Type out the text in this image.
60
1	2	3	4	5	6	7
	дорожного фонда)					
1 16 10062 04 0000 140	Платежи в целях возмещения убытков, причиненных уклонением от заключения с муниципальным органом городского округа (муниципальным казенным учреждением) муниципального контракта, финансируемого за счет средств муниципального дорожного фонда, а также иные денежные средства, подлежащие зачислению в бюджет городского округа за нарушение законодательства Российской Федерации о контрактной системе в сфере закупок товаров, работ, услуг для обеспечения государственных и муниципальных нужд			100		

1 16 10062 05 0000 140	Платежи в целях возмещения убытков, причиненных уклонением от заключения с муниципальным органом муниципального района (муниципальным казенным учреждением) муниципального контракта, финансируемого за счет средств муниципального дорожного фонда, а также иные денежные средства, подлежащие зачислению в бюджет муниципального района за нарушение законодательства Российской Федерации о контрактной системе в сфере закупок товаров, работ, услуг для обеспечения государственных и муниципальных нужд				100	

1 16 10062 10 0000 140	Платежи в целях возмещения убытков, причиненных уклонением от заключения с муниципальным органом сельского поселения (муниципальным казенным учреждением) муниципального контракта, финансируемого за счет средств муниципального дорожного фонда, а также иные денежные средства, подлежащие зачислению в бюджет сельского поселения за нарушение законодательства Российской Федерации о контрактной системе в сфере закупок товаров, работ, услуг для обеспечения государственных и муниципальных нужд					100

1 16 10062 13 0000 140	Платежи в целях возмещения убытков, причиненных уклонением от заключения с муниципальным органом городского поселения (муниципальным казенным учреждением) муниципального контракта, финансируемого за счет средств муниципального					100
● ● ● ● ●
### Aim
Output the whole listing above again, word for word.

### Response for this exercise
Type out the text in this image.
60
1	2	3	4	5	6	7
	дорожного фонда)					
1 16 10062 04 0000 140	Платежи в целях возмещения убытков, причиненных уклонением от заключения с муниципальным органом городского округа (муниципальным казенным учреждением) муниципального контракта, финансируемого за счет средств муниципального дорожного фонда, а также иные денежные средства, подлежащие зачислению в бюджет городского округа за нарушение законодательства Российской Федерации о контрактной системе в сфере закупок товаров, работ, услуг для обеспечения государственных и муниципальных нужд			100		

1 16 10062 05 0000 140	Платежи в целях возмещения убытков, причиненных уклонением от заключения с муниципальным органом муниципального района (муниципальным казенным учреждением) муниципального контракта, финансируемого за счет средств муниципального дорожного фонда, а также иные денежные средства, подлежащие зачислению в бюджет муниципального района за нарушение законодательства Российской Федерации о контрактной системе в сфере закупок товаров, работ, услуг для обеспечения государственных и муниципальных нужд				100	

1 16 10062 10 0000 140	Платежи в целях возмещения убытков, причиненных уклонением от заключения с муниципальным органом сельского поселения (муниципальным казенным учреждением) муниципального контракта, финансируемого за счет средств муниципального дорожного фонда, а также иные денежные средства, подлежащие зачислению в бюджет сельского поселения за нарушение законодательства Российской Федерации о контрактной системе в сфере закупок товаров, работ, услуг для обеспечения государственных и муниципальных нужд					100

1 16 10062 13 0000 140	Платежи в целях возмещения убытков, причиненных уклонением от заключения с муниципальным органом городского поселения (муниципальным казенным учреждением) муниципального контракта, финансируемого за счет средств муниципального					100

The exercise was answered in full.